▸ **Given problem**
Copy word for word everything from the first of the rows down to the row containing "Extract all elements", both ends included. Leave the pictures out of your answer.

▸ **Dataset entries**
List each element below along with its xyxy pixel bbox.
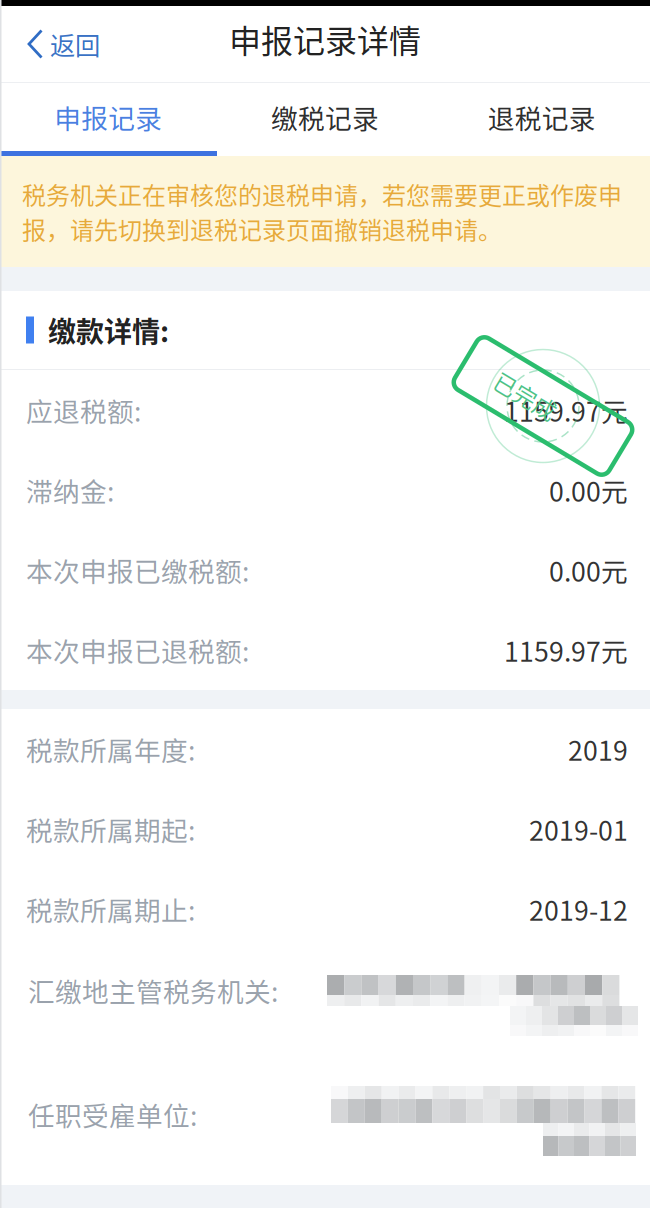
button[interactable]: 退税记录	[433, 83, 650, 151]
staticText: 应退税额:	[26, 391, 141, 429]
staticText: 申报记录详情	[229, 16, 421, 62]
staticText: 缴税记录	[271, 98, 379, 136]
staticText: 0.00元	[549, 551, 628, 589]
button[interactable]: 返回	[0, 16, 113, 72]
staticText: 0.00元	[549, 471, 628, 509]
staticText: 税务机关正在审核您的退税申请，若您需要更正或作废申报，请先切换到退税记录页面撤销…	[22, 177, 622, 246]
staticText: 本次申报已退税额:	[26, 631, 249, 669]
staticText: 退税记录	[488, 98, 596, 136]
staticText: 申报记录	[54, 98, 162, 136]
button[interactable]: 申报记录	[0, 83, 217, 151]
staticText: 返回	[50, 26, 100, 62]
staticText: 滞纳金:	[26, 471, 114, 509]
staticText: 2019	[568, 730, 628, 768]
staticText: 税款所属期止:	[26, 890, 195, 928]
staticText: 2019-12	[529, 890, 628, 928]
staticText: 1159.97元	[504, 391, 628, 429]
staticText: 已完成	[488, 390, 558, 422]
staticText: 1159.97元	[504, 631, 628, 669]
staticText: 本次申报已缴税额:	[26, 551, 249, 589]
staticText: 税款所属期起:	[26, 810, 195, 848]
button[interactable]: 缴税记录	[217, 83, 433, 151]
staticText: 任职受雇单位:	[28, 1095, 197, 1134]
staticText: 税款所属年度:	[26, 730, 195, 768]
staticText: 缴款详情:	[48, 310, 169, 350]
staticText: 2019-01	[529, 810, 628, 848]
staticText: 汇缴地主管税务机关:	[28, 971, 278, 1010]
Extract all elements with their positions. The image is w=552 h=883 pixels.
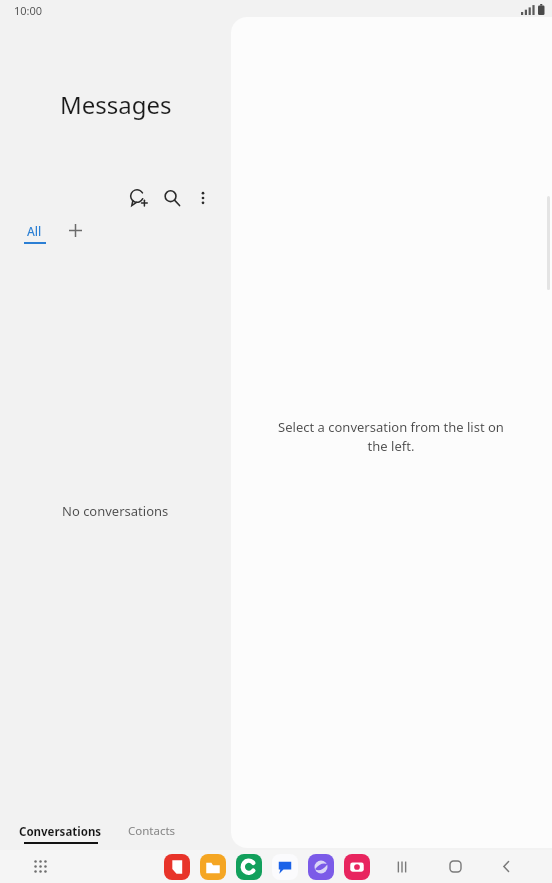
button[interactable]: Add category [63,218,87,242]
button[interactable]: More options [189,184,217,212]
staticText: Messages [60,88,172,121]
button[interactable]: Internet [308,854,334,880]
button[interactable]: All [22,223,47,244]
button[interactable]: Messages [272,854,298,880]
button[interactable]: Search [157,183,187,213]
button[interactable]: Conversations [19,824,102,844]
staticText: Contacts [128,823,176,839]
button[interactable]: Contacts [128,823,176,839]
button[interactable]: My Files [200,854,226,880]
staticText: All [27,223,42,239]
button[interactable]: Back [490,854,522,879]
button[interactable]: Home [439,854,471,879]
staticText: Conversations [19,824,102,840]
staticText: Select a conversation from the list on t… [267,418,515,455]
button[interactable]: Apps [28,854,53,879]
button[interactable]: New conversation [124,183,154,213]
button[interactable]: Recents [386,854,418,879]
staticText: 10:00 [14,3,43,18]
button[interactable]: Samsung Notes [164,854,190,880]
button[interactable]: Phone [236,854,262,880]
staticText: No conversations [62,502,169,520]
button[interactable]: Camera [344,854,370,880]
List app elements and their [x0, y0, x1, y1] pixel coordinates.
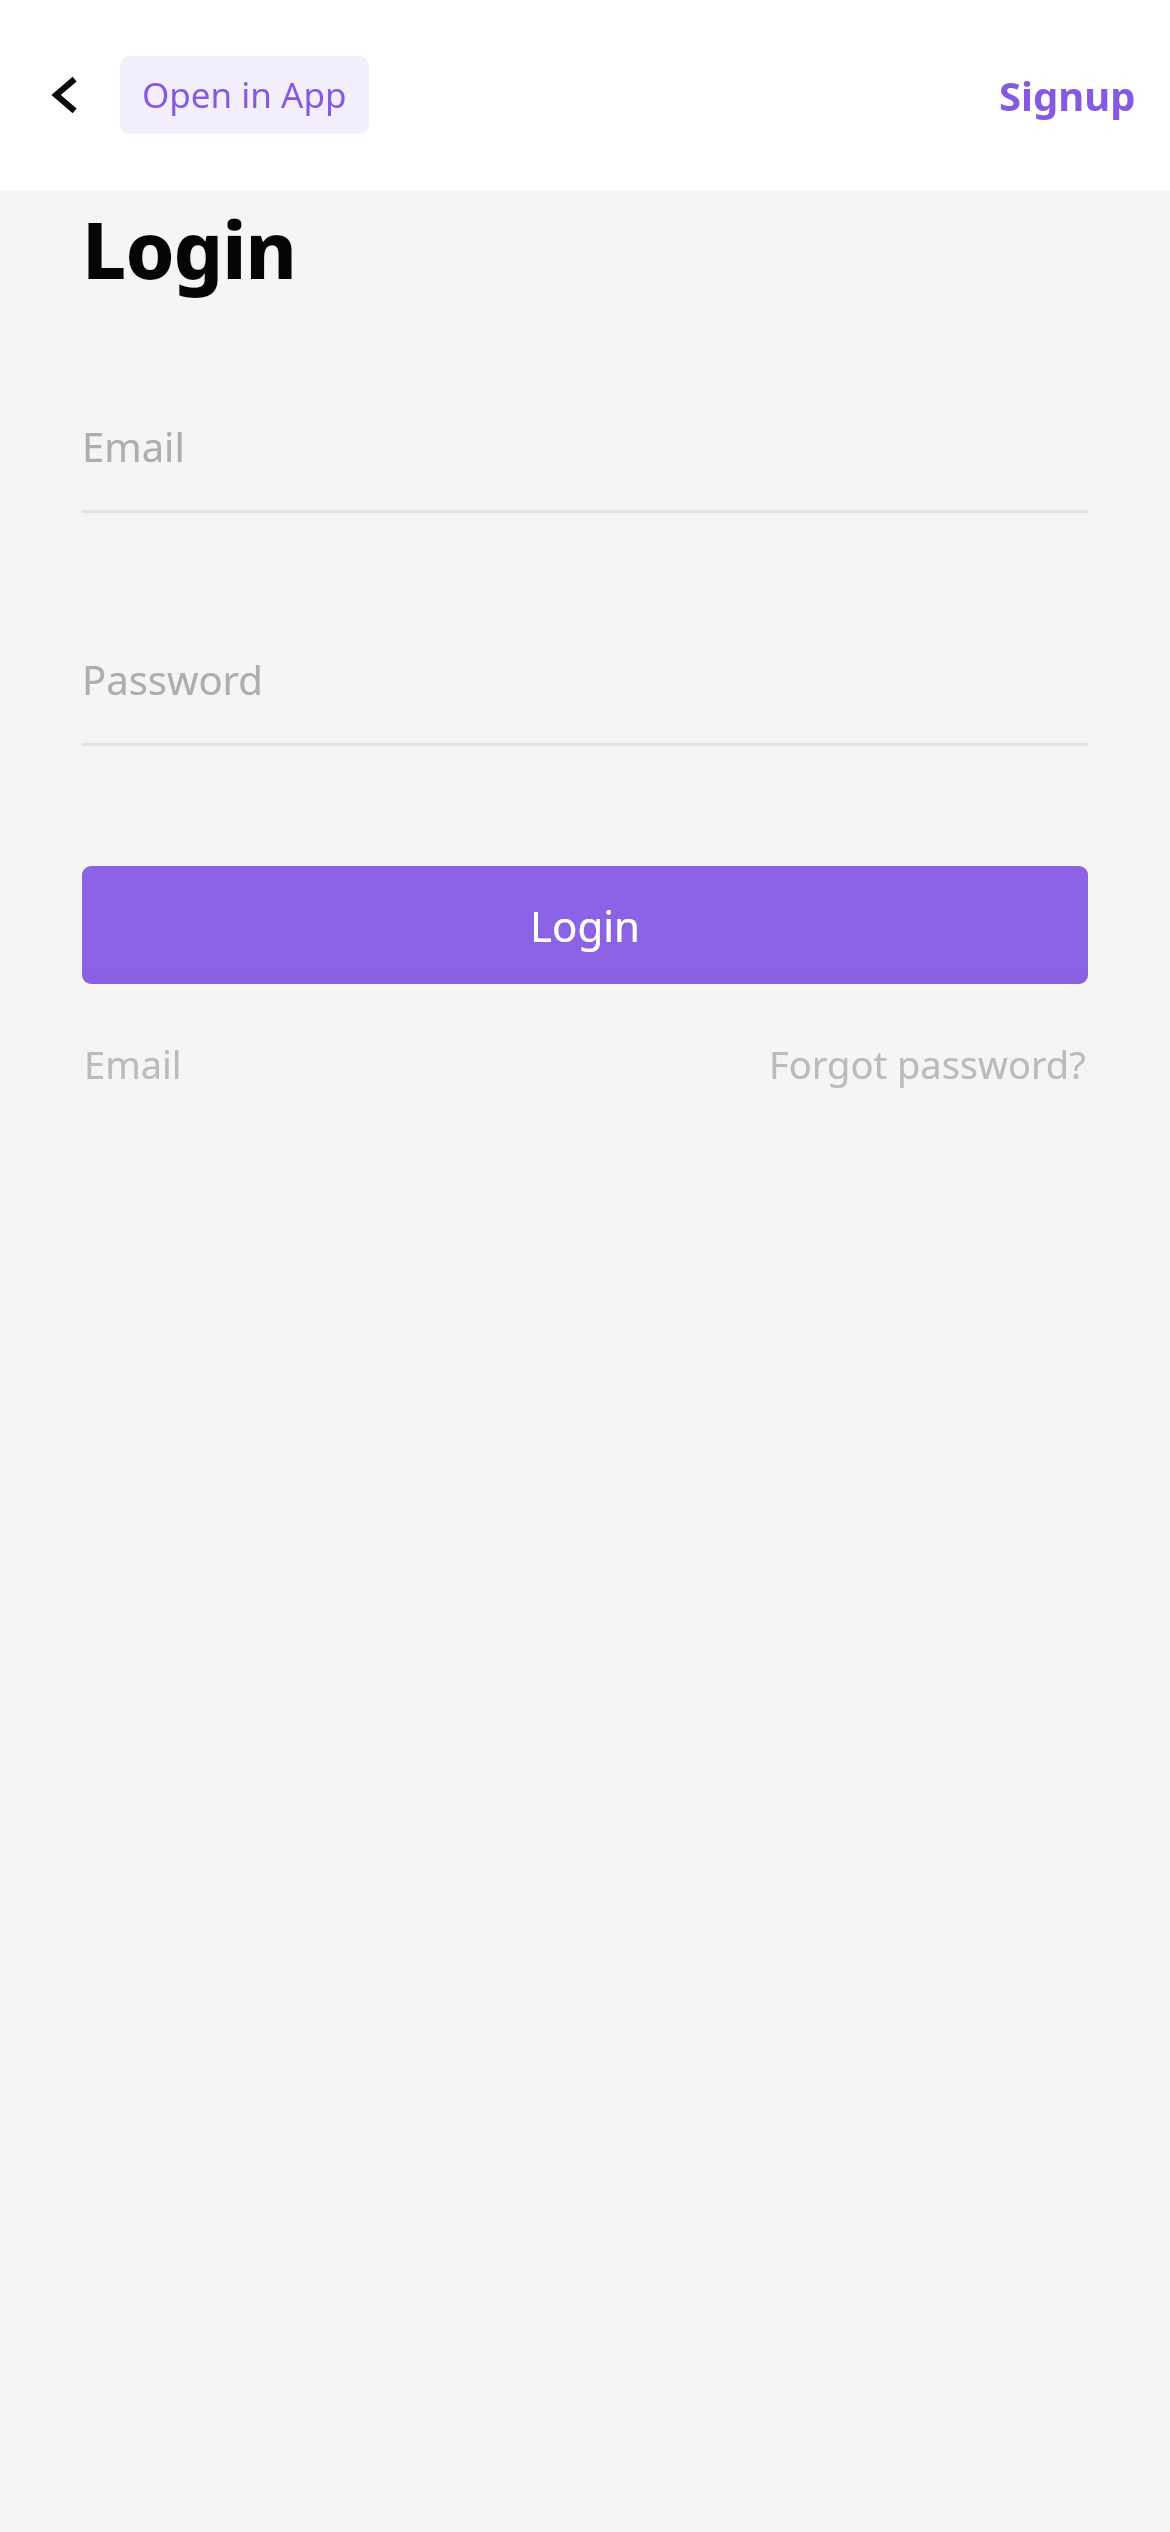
button[interactable]: Email	[82, 410, 1088, 513]
button[interactable]: Forgot password?	[767, 1028, 1088, 1100]
button[interactable]: Password	[82, 643, 1088, 746]
staticText: Email	[82, 419, 185, 473]
staticText: Open in App	[142, 71, 347, 119]
staticText: Password	[82, 652, 263, 706]
button[interactable]: Email	[82, 1028, 184, 1100]
staticText: Forgot password?	[769, 1038, 1086, 1090]
staticText: Signup	[999, 68, 1136, 122]
staticText: Login	[530, 897, 641, 954]
button[interactable]: Open in App	[120, 56, 369, 134]
button[interactable]: Signup	[985, 56, 1150, 134]
button[interactable]: Back	[22, 53, 106, 137]
staticText: Email	[84, 1038, 182, 1090]
button[interactable]: Login	[82, 866, 1088, 984]
staticText: Login	[82, 196, 296, 302]
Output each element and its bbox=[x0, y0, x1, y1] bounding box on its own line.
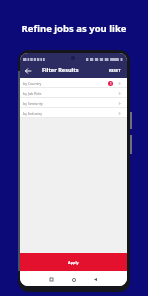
staticText: Refine jobs as you like bbox=[0, 22, 148, 35]
staticText: by Country bbox=[23, 81, 42, 86]
button[interactable]: Apply bbox=[20, 253, 127, 271]
button[interactable]: Back bbox=[90, 273, 101, 284]
button[interactable]: by Seniority bbox=[20, 98, 127, 108]
staticText: by Seniority bbox=[23, 101, 43, 106]
button[interactable]: by Job Role bbox=[20, 88, 127, 98]
staticText: by Industry bbox=[23, 111, 43, 116]
staticText: Apply bbox=[68, 260, 79, 265]
staticText: by Job Role bbox=[23, 91, 42, 96]
staticText: Filter Results bbox=[42, 66, 79, 74]
button[interactable]: by Country bbox=[20, 78, 127, 88]
button[interactable]: by Industry bbox=[20, 108, 127, 118]
button[interactable]: Back bbox=[22, 65, 33, 76]
staticText: 1 bbox=[110, 82, 112, 86]
button[interactable]: Recent apps bbox=[46, 273, 57, 284]
button[interactable]: RESET bbox=[108, 67, 122, 74]
staticText: RESET bbox=[109, 68, 121, 73]
button[interactable]: Home bbox=[68, 273, 79, 284]
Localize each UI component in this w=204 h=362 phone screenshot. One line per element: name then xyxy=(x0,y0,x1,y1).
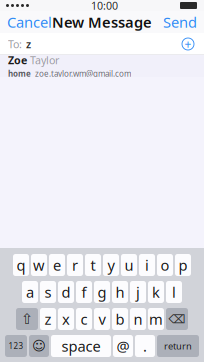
staticText: ⌫ xyxy=(168,312,186,326)
staticText: f xyxy=(82,282,86,302)
staticText: ⇧ xyxy=(21,311,33,327)
button[interactable]: h xyxy=(112,281,128,303)
button[interactable]: Delete xyxy=(166,308,188,330)
staticText: a xyxy=(26,282,34,302)
button[interactable]: n xyxy=(130,308,146,330)
staticText: p xyxy=(178,255,188,275)
button[interactable]: Shift xyxy=(16,308,38,330)
staticText: s xyxy=(44,282,52,302)
staticText: ☺ xyxy=(32,338,46,354)
button[interactable]: j xyxy=(130,281,146,303)
button[interactable]: e xyxy=(49,254,65,276)
staticText: q xyxy=(16,255,26,275)
staticText: r xyxy=(72,255,78,275)
staticText: To: xyxy=(8,37,22,51)
button[interactable]: u xyxy=(121,254,137,276)
button[interactable]: Emoji xyxy=(29,335,49,357)
staticText: + xyxy=(184,36,192,52)
staticText: Taylor xyxy=(27,53,59,67)
button[interactable]: @ xyxy=(113,335,133,357)
button[interactable]: space xyxy=(51,335,111,357)
staticText: n xyxy=(134,309,142,329)
staticText: . xyxy=(143,336,147,356)
button[interactable]: f xyxy=(76,281,92,303)
button[interactable]: o xyxy=(157,254,173,276)
button[interactable]: 123 xyxy=(5,335,27,357)
staticText: z xyxy=(26,37,31,51)
staticText: t xyxy=(90,255,96,275)
button[interactable]: g xyxy=(94,281,110,303)
staticText: New Message xyxy=(52,12,152,32)
staticText: g xyxy=(98,282,106,302)
button[interactable]: d xyxy=(58,281,74,303)
button[interactable]: s xyxy=(40,281,56,303)
button[interactable]: k xyxy=(148,281,164,303)
staticText: Send xyxy=(163,12,197,32)
staticText: Cancel xyxy=(7,12,52,32)
button[interactable]: x xyxy=(58,308,74,330)
button[interactable]: v xyxy=(94,308,110,330)
staticText: x xyxy=(62,309,70,329)
button[interactable]: Add contact xyxy=(178,34,198,54)
button[interactable]: Zoe xyxy=(0,55,204,77)
button[interactable]: l xyxy=(166,281,182,303)
staticText: Zoe xyxy=(8,53,27,67)
button[interactable]: . xyxy=(135,335,155,357)
button[interactable]: return xyxy=(157,335,199,357)
staticText: l xyxy=(172,282,176,302)
staticText: y xyxy=(108,255,114,275)
button[interactable]: i xyxy=(139,254,155,276)
button[interactable]: t xyxy=(85,254,101,276)
staticText: i xyxy=(145,255,149,275)
staticText: u xyxy=(124,255,134,275)
staticText: v xyxy=(98,309,106,329)
button[interactable]: a xyxy=(22,281,38,303)
button[interactable]: y xyxy=(103,254,119,276)
button[interactable]: w xyxy=(31,254,47,276)
button[interactable]: q xyxy=(13,254,29,276)
staticText: b xyxy=(116,309,124,329)
staticText: c xyxy=(80,309,88,329)
staticText: k xyxy=(152,282,160,302)
staticText: h xyxy=(116,282,124,302)
button[interactable]: Cancel xyxy=(0,11,59,33)
staticText: m xyxy=(149,309,163,329)
staticText: w xyxy=(33,255,45,275)
button[interactable]: r xyxy=(67,254,83,276)
staticText: d xyxy=(62,282,70,302)
staticText: o xyxy=(160,255,170,275)
button[interactable]: b xyxy=(112,308,128,330)
staticText: e xyxy=(53,255,61,275)
staticText: return xyxy=(164,340,192,352)
staticText: zoe.taylor.wm@gmail.com xyxy=(31,68,131,79)
button[interactable]: p xyxy=(175,254,191,276)
staticText: 10:00 xyxy=(91,0,118,13)
staticText: z xyxy=(44,309,52,329)
staticText: 123 xyxy=(8,341,24,351)
staticText: home xyxy=(8,68,31,79)
staticText: j xyxy=(136,282,140,302)
staticText: @ xyxy=(116,336,130,356)
staticText: space xyxy=(62,336,100,356)
button[interactable]: c xyxy=(76,308,92,330)
button[interactable]: m xyxy=(148,308,164,330)
button[interactable]: z xyxy=(40,308,56,330)
button[interactable]: Send xyxy=(156,11,204,33)
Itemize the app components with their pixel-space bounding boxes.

▸ **Answer in full**
List each element below along with its xyxy pixel bbox.
button[interactable]: 退税记录	[433, 83, 650, 151]
staticText: 应退税额:	[26, 391, 141, 429]
staticText: 申报记录详情	[229, 16, 421, 62]
staticText: 缴税记录	[271, 98, 379, 136]
staticText: 0.00元	[549, 551, 628, 589]
button[interactable]: 返回	[0, 16, 113, 72]
staticText: 0.00元	[549, 471, 628, 509]
staticText: 税务机关正在审核您的退税申请，若您需要更正或作废申报，请先切换到退税记录页面撤销…	[22, 177, 622, 246]
staticText: 本次申报已退税额:	[26, 631, 249, 669]
staticText: 退税记录	[488, 98, 596, 136]
staticText: 申报记录	[54, 98, 162, 136]
button[interactable]: 申报记录	[0, 83, 217, 151]
staticText: 返回	[50, 26, 100, 62]
staticText: 滞纳金:	[26, 471, 114, 509]
staticText: 2019	[568, 730, 628, 768]
staticText: 税款所属期止:	[26, 890, 195, 928]
staticText: 2019-12	[529, 890, 628, 928]
staticText: 1159.97元	[504, 391, 628, 429]
staticText: 已完成	[488, 390, 558, 422]
staticText: 1159.97元	[504, 631, 628, 669]
staticText: 本次申报已缴税额:	[26, 551, 249, 589]
staticText: 税款所属期起:	[26, 810, 195, 848]
button[interactable]: 缴税记录	[217, 83, 433, 151]
staticText: 任职受雇单位:	[28, 1095, 197, 1134]
staticText: 税款所属年度:	[26, 730, 195, 768]
staticText: 缴款详情:	[48, 310, 169, 350]
staticText: 2019-01	[529, 810, 628, 848]
staticText: 汇缴地主管税务机关:	[28, 971, 278, 1010]
Extract all elements with their positions. The image is w=552 h=883 pixels.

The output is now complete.